• _TASK DESCRIPTION_: Every line that holds the string "مصطفى" is to be identified and copied.

• _PROVIDED MATERIAL_:
-.-.-

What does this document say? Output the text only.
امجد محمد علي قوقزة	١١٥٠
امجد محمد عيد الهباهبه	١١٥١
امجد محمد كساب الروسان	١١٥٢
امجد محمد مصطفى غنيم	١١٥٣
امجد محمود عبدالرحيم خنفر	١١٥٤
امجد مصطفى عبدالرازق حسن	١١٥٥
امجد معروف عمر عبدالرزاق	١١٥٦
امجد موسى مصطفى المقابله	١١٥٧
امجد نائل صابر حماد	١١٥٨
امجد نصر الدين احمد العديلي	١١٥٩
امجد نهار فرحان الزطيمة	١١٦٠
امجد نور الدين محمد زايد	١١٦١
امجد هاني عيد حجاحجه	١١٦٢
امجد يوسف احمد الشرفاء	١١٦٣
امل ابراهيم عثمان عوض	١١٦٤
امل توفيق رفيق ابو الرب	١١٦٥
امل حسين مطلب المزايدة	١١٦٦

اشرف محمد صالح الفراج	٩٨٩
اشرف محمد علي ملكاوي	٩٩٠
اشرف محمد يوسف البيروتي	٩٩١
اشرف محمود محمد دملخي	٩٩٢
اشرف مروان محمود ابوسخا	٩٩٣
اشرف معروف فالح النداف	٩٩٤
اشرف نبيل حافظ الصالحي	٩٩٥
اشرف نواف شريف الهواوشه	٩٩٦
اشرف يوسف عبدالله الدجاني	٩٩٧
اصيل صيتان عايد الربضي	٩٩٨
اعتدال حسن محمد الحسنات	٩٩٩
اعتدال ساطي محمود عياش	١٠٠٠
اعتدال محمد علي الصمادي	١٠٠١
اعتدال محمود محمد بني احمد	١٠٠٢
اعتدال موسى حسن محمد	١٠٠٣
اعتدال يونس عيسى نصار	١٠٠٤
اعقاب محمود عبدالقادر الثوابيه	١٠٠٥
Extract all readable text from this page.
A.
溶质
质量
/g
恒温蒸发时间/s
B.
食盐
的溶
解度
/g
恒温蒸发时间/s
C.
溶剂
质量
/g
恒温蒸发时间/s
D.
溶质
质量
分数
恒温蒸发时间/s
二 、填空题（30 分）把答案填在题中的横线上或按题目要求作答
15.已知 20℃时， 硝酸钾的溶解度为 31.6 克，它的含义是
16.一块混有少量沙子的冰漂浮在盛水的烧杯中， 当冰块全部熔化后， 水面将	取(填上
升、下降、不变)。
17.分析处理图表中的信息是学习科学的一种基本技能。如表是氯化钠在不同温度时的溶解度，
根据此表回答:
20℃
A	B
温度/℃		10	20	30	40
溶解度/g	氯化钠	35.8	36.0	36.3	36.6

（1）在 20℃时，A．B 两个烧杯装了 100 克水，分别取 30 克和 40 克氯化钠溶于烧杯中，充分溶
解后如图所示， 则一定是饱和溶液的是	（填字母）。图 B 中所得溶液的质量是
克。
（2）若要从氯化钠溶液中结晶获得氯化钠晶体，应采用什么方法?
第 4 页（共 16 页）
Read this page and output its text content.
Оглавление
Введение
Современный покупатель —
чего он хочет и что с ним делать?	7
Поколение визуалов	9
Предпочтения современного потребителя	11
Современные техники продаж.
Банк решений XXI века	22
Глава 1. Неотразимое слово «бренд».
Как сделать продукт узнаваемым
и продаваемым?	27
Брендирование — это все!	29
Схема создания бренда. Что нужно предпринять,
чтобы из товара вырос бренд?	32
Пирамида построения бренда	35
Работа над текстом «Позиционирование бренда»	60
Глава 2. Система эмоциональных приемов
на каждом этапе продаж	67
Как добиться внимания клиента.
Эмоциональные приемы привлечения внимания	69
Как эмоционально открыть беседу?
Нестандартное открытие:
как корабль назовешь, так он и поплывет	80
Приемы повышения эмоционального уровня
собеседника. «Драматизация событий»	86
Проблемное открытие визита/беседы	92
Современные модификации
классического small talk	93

-.-.-

• _ANSWER IN FULL_:
امجد محمد مصطفى غنيم	١١٥٣
امجد مصطفى عبدالرازق حسن	١١٥٥
امجد موسى مصطفى المقابله	١١٥٧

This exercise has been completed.